[START Records to process]
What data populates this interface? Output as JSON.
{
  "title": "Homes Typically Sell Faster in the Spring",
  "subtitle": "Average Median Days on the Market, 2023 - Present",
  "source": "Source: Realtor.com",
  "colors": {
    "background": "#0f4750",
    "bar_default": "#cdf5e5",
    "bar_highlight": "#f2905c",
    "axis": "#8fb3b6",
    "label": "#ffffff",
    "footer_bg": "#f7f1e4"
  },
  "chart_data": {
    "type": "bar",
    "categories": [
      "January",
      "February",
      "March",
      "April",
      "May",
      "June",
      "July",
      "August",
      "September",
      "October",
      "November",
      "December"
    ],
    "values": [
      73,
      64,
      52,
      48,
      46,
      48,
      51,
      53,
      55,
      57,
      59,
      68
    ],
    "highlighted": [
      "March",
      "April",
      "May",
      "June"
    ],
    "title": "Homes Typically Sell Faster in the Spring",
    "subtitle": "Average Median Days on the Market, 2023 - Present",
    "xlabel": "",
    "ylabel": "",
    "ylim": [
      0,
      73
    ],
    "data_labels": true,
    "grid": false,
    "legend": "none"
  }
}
[END Records to process]
- [Challenge] Reproduce each record exactly as it appears.

- [Task solution]
What data populates this interface? Output as JSON.
{
  "title": "Homes Typically Sell Faster in the Spring",
  "subtitle": "Average Median Days on the Market, 2023 - Present",
  "source": "Source: Realtor.com",
  "colors": {
    "background": "#0f4750",
    "bar_default": "#cdf5e5",
    "bar_highlight": "#f2905c",
    "axis": "#8fb3b6",
    "label": "#ffffff",
    "footer_bg": "#f7f1e4"
  },
  "chart_data": {
    "type": "bar",
    "categories": [
      "January",
      "February",
      "March",
      "April",
      "May",
      "June",
      "July",
      "August",
      "September",
      "October",
      "November",
      "December"
    ],
    "values": [
      73,
      64,
      52,
      48,
      46,
      48,
      51,
      53,
      55,
      57,
      59,
      68
    ],
    "highlighted": [
      "March",
      "April",
      "May",
      "June"
    ],
    "title": "Homes Typically Sell Faster in the Spring",
    "subtitle": "Average Median Days on the Market, 2023 - Present",
    "xlabel": "",
    "ylabel": "",
    "ylim": [
      0,
      73
    ],
    "data_labels": true,
    "grid": false,
    "legend": "none"
  }
}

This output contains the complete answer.